** Begin **

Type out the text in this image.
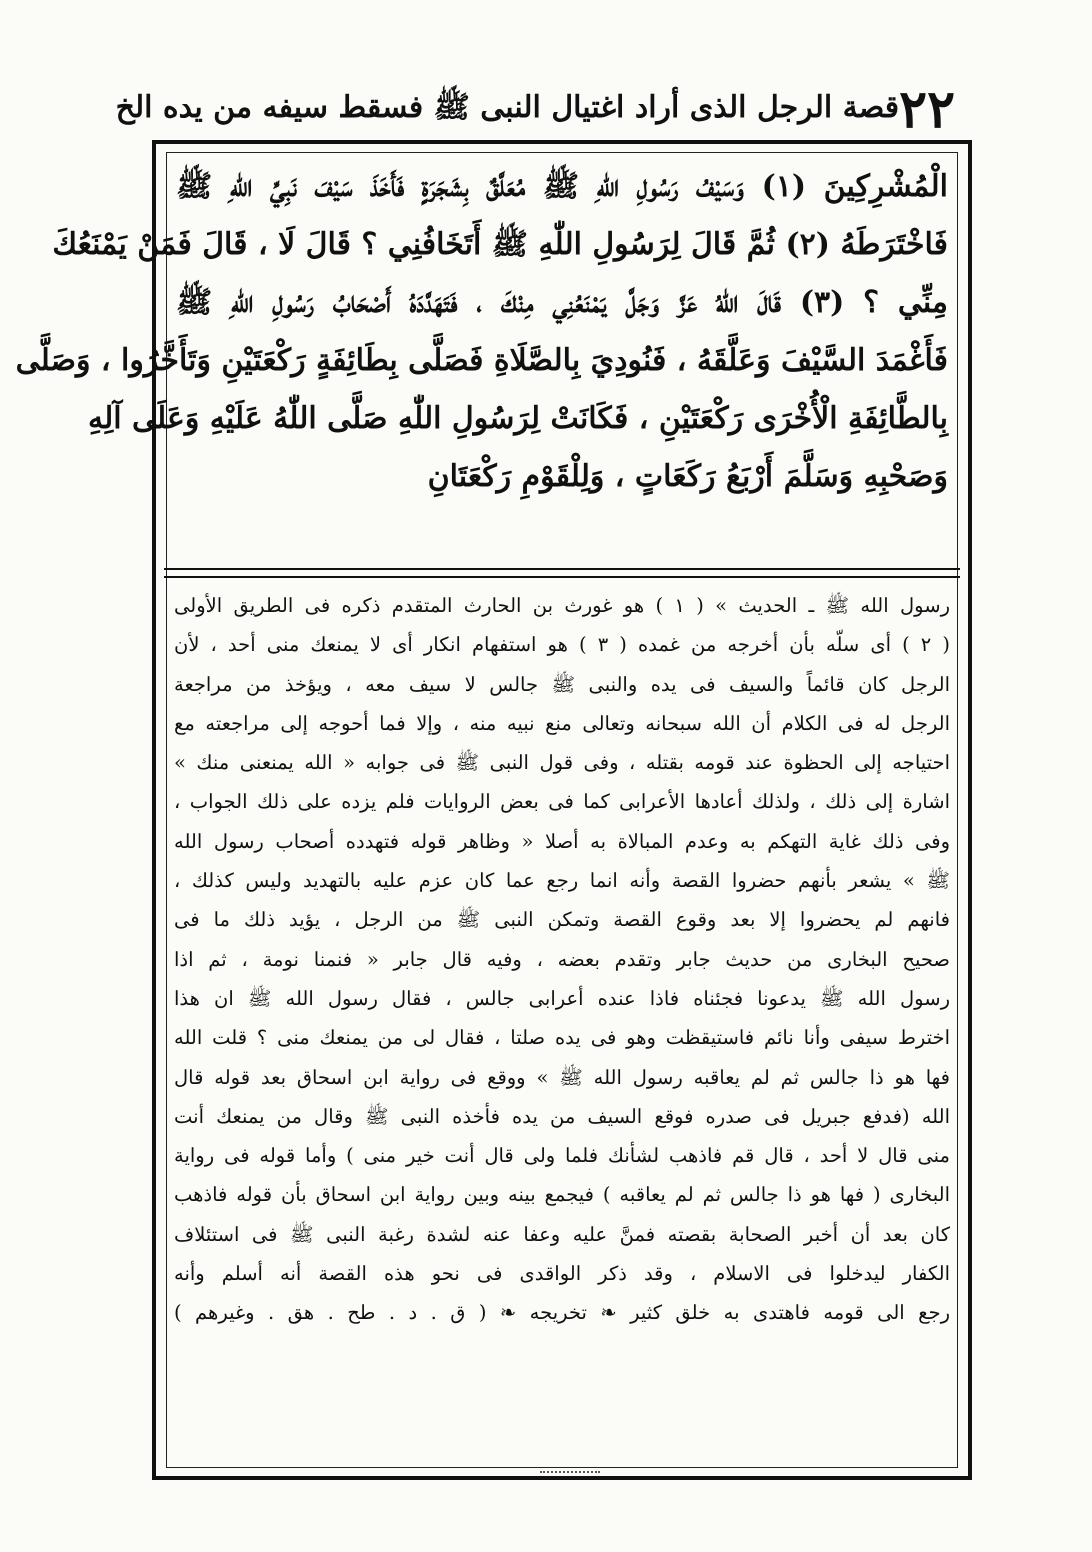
٢٢
قصة الرجل الذى أراد اغتيال النبى ﷺ فسقط سيفه من يده الخ

الْمُشْرِكِينَ (١) وَسَيْفُ رَسُولِ اللّٰهِ ﷺ مُعَلَّقٌ بِشَجَرَةٍ فَأَخَذَ سَيْفَ نَبِيِّ اللّٰهِ ﷺ

فَاخْتَرَطَهُ (٢) ثُمَّ قَالَ لِرَسُولِ اللّٰهِ ﷺ أَتَخَافُنِي ؟ قَالَ لَا ، قَالَ فَمَنْ يَمْنَعُكَ

مِنِّي ؟ (٣) قَالَ اللّٰهُ عَزَّ وَجَلَّ يَمْنَعُنِي مِنْكَ ، فَتَهَدَّدَهُ أَصْحَابُ رَسُولِ اللّٰهِ ﷺ

فَأَغْمَدَ السَّيْفَ وَعَلَّقَهُ ، فَنُودِيَ بِالصَّلَاةِ فَصَلَّى بِطَائِفَةٍ رَكْعَتَيْنِ وَتَأَخَّرُوا ، وَصَلَّى

بِالطَّائِفَةِ الْأُخْرَى رَكْعَتَيْنِ ، فَكَانَتْ لِرَسُولِ اللّٰهِ صَلَّى اللّٰهُ عَلَيْهِ وَعَلَى آلِهِ

وَصَحْبِهِ وَسَلَّمَ أَرْبَعُ رَكَعَاتٍ ، وَلِلْقَوْمِ رَكْعَتَانِ

رسول الله ﷺ ـ الحديث » ( ١ ) هو غورث بن الحارث المتقدم ذكره فى الطريق الأولى

( ٢ ) أى سلّه بأن أخرجه من غمده ( ٣ ) هو استفهام انكار أى لا يمنعك منى أحد ، لأن

الرجل كان قائماً والسيف فى يده والنبى ﷺ جالس لا سيف معه ، ويؤخذ من مراجعة

الرجل له فى الكلام أن الله سبحانه وتعالى منع نبيه منه ، وإلا فما أحوجه إلى مراجعته مع

احتياجه إلى الحظوة عند قومه بقتله ، وفى قول النبى ﷺ فى جوابه « الله يمنعنى منك »

اشارة إلى ذلك ، ولذلك أعادها الأعرابى كما فى بعض الروايات فلم يزده على ذلك الجواب ،

وفى ذلك غاية التهكم به وعدم المبالاة به أصلا « وظاهر قوله فتهدده أصحاب رسول الله

ﷺ » يشعر بأنهم حضروا القصة وأنه انما رجع عما كان عزم عليه بالتهديد وليس كذلك ،

فانهم لم يحضروا إلا بعد وقوع القصة وتمكن النبى ﷺ من الرجل ، يؤيد ذلك ما فى

صحيح البخارى من حديث جابر وتقدم بعضه ، وفيه قال جابر « فنمنا نومة ، ثم اذا

رسول الله ﷺ يدعونا فجئناه فاذا عنده أعرابى جالس ، فقال رسول الله ﷺ ان هذا

اخترط سيفى وأنا نائم فاستيقظت وهو فى يده صلتا ، فقال لى من يمنعك منى ؟ قلت الله

فها هو ذا جالس ثم لم يعاقبه رسول الله ﷺ » ووقع فى رواية ابن اسحاق بعد قوله قال

الله (فدفع جبريل فى صدره فوقع السيف من يده فأخذه النبى ﷺ وقال من يمنعك أنت

منى قال لا أحد ، قال قم فاذهب لشأنك فلما ولى قال أنت خير منى ) وأما قوله فى رواية

البخارى ( فها هو ذا جالس ثم لم يعاقبه ) فيجمع بينه وبين رواية ابن اسحاق بأن قوله فاذهب

كان بعد أن أخبر الصحابة بقصته فمنَّ عليه وعفا عنه لشدة رغبة النبى ﷺ فى استئلاف

الكفار ليدخلوا فى الاسلام ، وقد ذكر الواقدى فى نحو هذه القصة أنه أسلم وأنه

رجع الى قومه فاهتدى به خلق كثير ❧ تخريجه ❧ ( ق . د . طح . هق . وغيرهم )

** End **

• [What to do]
Give the entries again word for word, but skip the pictures.

• [Solution to this exercise]
Type out the text in this image.
٢٢
قصة الرجل الذى أراد اغتيال النبى ﷺ فسقط سيفه من يده الخ

الْمُشْرِكِينَ (١) وَسَيْفُ رَسُولِ اللّٰهِ ﷺ مُعَلَّقٌ بِشَجَرَةٍ فَأَخَذَ سَيْفَ نَبِيِّ اللّٰهِ ﷺ

فَاخْتَرَطَهُ (٢) ثُمَّ قَالَ لِرَسُولِ اللّٰهِ ﷺ أَتَخَافُنِي ؟ قَالَ لَا ، قَالَ فَمَنْ يَمْنَعُكَ

مِنِّي ؟ (٣) قَالَ اللّٰهُ عَزَّ وَجَلَّ يَمْنَعُنِي مِنْكَ ، فَتَهَدَّدَهُ أَصْحَابُ رَسُولِ اللّٰهِ ﷺ

فَأَغْمَدَ السَّيْفَ وَعَلَّقَهُ ، فَنُودِيَ بِالصَّلَاةِ فَصَلَّى بِطَائِفَةٍ رَكْعَتَيْنِ وَتَأَخَّرُوا ، وَصَلَّى

بِالطَّائِفَةِ الْأُخْرَى رَكْعَتَيْنِ ، فَكَانَتْ لِرَسُولِ اللّٰهِ صَلَّى اللّٰهُ عَلَيْهِ وَعَلَى آلِهِ

وَصَحْبِهِ وَسَلَّمَ أَرْبَعُ رَكَعَاتٍ ، وَلِلْقَوْمِ رَكْعَتَانِ

رسول الله ﷺ ـ الحديث » ( ١ ) هو غورث بن الحارث المتقدم ذكره فى الطريق الأولى

( ٢ ) أى سلّه بأن أخرجه من غمده ( ٣ ) هو استفهام انكار أى لا يمنعك منى أحد ، لأن

الرجل كان قائماً والسيف فى يده والنبى ﷺ جالس لا سيف معه ، ويؤخذ من مراجعة

الرجل له فى الكلام أن الله سبحانه وتعالى منع نبيه منه ، وإلا فما أحوجه إلى مراجعته مع

احتياجه إلى الحظوة عند قومه بقتله ، وفى قول النبى ﷺ فى جوابه « الله يمنعنى منك »

اشارة إلى ذلك ، ولذلك أعادها الأعرابى كما فى بعض الروايات فلم يزده على ذلك الجواب ،

وفى ذلك غاية التهكم به وعدم المبالاة به أصلا « وظاهر قوله فتهدده أصحاب رسول الله

ﷺ » يشعر بأنهم حضروا القصة وأنه انما رجع عما كان عزم عليه بالتهديد وليس كذلك ،

فانهم لم يحضروا إلا بعد وقوع القصة وتمكن النبى ﷺ من الرجل ، يؤيد ذلك ما فى

صحيح البخارى من حديث جابر وتقدم بعضه ، وفيه قال جابر « فنمنا نومة ، ثم اذا

رسول الله ﷺ يدعونا فجئناه فاذا عنده أعرابى جالس ، فقال رسول الله ﷺ ان هذا

اخترط سيفى وأنا نائم فاستيقظت وهو فى يده صلتا ، فقال لى من يمنعك منى ؟ قلت الله

فها هو ذا جالس ثم لم يعاقبه رسول الله ﷺ » ووقع فى رواية ابن اسحاق بعد قوله قال

الله (فدفع جبريل فى صدره فوقع السيف من يده فأخذه النبى ﷺ وقال من يمنعك أنت

منى قال لا أحد ، قال قم فاذهب لشأنك فلما ولى قال أنت خير منى ) وأما قوله فى رواية

البخارى ( فها هو ذا جالس ثم لم يعاقبه ) فيجمع بينه وبين رواية ابن اسحاق بأن قوله فاذهب

كان بعد أن أخبر الصحابة بقصته فمنَّ عليه وعفا عنه لشدة رغبة النبى ﷺ فى استئلاف

الكفار ليدخلوا فى الاسلام ، وقد ذكر الواقدى فى نحو هذه القصة أنه أسلم وأنه

رجع الى قومه فاهتدى به خلق كثير ❧ تخريجه ❧ ( ق . د . طح . هق . وغيرهم )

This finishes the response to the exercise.